-------- PROVIDED INFORMATION --------

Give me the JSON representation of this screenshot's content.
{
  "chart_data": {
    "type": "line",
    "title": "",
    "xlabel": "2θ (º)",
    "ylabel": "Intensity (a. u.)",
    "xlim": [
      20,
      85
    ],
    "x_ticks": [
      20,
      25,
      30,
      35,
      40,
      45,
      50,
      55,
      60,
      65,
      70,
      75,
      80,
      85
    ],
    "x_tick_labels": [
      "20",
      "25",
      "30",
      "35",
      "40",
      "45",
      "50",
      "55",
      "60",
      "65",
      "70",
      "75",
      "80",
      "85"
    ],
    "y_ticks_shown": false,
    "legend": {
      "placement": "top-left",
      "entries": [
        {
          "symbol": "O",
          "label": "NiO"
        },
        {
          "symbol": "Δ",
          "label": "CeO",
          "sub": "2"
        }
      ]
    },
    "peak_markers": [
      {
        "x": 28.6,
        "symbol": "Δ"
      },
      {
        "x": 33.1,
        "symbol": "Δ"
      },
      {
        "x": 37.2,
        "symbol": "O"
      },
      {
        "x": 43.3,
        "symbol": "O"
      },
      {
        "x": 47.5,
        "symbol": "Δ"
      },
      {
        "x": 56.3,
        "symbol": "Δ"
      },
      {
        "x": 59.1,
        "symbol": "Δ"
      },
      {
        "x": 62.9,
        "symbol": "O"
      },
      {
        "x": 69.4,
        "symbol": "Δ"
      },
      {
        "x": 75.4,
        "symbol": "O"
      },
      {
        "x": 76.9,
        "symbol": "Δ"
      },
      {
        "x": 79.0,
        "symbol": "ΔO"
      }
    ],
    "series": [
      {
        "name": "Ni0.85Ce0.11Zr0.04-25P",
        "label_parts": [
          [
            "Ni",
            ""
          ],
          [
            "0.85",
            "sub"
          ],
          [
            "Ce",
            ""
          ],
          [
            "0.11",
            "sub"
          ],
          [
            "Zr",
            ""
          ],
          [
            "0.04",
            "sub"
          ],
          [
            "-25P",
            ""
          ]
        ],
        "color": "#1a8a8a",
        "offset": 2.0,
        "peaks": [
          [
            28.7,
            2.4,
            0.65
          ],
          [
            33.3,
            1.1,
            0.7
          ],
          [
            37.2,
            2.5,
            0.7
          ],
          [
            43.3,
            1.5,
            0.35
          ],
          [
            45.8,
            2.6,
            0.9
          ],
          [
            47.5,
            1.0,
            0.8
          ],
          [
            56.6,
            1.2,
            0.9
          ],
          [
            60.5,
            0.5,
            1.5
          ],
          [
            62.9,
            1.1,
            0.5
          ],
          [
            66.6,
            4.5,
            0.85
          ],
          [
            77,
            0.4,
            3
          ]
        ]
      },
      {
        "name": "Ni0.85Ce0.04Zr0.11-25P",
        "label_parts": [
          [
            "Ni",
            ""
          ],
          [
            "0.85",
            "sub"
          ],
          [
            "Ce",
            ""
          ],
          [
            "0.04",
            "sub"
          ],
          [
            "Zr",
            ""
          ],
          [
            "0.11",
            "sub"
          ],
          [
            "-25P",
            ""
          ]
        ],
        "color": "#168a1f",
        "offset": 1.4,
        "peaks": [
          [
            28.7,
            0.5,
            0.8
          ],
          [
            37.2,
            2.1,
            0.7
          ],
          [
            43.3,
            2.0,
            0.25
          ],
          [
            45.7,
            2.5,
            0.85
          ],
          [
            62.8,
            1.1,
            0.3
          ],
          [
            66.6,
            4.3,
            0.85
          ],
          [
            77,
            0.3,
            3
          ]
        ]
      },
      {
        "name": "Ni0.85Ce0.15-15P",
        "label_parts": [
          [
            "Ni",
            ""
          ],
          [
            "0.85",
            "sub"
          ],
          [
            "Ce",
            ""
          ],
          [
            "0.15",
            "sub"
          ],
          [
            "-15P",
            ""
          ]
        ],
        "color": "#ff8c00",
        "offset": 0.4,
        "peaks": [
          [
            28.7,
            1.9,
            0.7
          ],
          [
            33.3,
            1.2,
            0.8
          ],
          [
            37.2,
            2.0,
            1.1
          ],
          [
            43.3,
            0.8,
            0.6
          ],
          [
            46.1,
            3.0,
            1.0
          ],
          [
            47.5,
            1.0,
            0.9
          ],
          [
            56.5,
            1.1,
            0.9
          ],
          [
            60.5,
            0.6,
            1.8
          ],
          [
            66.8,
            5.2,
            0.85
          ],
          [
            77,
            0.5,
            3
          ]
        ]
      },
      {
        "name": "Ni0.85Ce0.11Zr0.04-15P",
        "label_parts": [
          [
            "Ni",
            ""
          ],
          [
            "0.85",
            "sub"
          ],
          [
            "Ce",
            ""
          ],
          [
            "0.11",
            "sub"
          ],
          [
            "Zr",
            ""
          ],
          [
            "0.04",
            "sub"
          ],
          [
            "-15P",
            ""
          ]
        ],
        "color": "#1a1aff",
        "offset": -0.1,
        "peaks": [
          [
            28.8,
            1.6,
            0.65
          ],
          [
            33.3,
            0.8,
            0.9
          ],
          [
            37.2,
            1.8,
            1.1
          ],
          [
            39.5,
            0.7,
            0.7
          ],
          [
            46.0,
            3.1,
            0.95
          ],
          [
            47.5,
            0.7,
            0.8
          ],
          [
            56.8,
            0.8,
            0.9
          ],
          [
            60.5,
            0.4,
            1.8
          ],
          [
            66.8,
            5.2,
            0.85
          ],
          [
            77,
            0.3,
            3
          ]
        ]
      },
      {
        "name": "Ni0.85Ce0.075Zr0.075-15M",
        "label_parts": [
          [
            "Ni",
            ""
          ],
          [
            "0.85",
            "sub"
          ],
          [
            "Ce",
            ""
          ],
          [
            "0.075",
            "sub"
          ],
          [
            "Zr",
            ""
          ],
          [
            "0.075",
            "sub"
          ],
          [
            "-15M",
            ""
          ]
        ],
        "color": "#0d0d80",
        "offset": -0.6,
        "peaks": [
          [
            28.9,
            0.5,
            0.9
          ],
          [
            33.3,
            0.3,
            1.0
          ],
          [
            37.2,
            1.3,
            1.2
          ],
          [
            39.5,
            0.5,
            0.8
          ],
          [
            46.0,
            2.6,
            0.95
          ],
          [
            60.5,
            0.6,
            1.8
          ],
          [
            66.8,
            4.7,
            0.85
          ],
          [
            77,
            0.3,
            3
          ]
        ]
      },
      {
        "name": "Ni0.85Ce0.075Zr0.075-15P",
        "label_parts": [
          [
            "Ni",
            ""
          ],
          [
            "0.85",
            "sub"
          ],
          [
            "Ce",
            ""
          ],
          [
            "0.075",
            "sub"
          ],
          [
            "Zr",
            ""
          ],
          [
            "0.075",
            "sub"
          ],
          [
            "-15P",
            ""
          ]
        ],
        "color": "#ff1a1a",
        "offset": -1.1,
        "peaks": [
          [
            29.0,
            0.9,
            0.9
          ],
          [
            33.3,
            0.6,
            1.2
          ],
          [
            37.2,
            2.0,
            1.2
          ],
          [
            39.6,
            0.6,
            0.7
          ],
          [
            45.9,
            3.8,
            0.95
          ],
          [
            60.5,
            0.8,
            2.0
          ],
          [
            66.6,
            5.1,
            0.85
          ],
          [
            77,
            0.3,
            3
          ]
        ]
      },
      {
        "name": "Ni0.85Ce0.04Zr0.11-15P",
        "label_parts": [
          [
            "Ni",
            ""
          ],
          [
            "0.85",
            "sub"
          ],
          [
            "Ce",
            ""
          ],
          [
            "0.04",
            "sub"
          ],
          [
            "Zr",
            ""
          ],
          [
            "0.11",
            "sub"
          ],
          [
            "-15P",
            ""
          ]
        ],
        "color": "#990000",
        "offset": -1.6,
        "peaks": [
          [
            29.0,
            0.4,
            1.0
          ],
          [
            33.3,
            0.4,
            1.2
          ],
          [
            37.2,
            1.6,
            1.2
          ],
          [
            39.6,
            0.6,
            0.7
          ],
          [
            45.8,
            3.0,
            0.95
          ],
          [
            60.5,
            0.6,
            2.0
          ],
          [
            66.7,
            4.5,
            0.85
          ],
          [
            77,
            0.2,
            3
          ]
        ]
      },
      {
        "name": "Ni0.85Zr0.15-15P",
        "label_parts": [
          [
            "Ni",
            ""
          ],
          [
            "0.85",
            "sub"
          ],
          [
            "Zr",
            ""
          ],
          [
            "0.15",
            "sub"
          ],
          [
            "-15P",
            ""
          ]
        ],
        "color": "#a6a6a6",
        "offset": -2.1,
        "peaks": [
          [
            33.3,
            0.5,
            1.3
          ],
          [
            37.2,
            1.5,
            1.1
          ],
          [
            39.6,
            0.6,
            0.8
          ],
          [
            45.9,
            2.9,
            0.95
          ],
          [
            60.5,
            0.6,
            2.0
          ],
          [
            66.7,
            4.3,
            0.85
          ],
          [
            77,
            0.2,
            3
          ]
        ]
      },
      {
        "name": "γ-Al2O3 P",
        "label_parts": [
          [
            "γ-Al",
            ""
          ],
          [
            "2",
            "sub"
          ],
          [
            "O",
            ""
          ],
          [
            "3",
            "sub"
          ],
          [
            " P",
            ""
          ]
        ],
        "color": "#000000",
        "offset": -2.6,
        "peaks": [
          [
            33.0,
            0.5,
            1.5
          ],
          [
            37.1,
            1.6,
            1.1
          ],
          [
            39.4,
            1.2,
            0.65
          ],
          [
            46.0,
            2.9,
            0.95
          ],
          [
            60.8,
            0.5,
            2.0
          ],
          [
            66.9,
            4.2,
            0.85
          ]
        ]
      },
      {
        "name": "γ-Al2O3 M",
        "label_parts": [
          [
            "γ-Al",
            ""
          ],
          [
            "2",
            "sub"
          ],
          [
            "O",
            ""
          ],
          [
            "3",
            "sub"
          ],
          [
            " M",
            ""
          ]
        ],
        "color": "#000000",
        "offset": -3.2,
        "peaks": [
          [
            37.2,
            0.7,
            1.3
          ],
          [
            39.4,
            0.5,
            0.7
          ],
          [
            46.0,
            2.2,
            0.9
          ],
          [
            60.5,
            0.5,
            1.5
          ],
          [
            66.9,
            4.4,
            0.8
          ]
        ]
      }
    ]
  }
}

--------

**WHAT YOU WILL DO**
Read the entries and pick out all lines that include the word "offset".

**SOLUTION FOR THIS TASK**
        "offset": 2.0,
        "offset": 1.4,
        "offset": 0.4,
        "offset": -0.1,
        "offset": -0.6,
        "offset": -1.1,
        "offset": -1.6,
        "offset": -2.1,
        "offset": -2.6,
        "offset": -3.2,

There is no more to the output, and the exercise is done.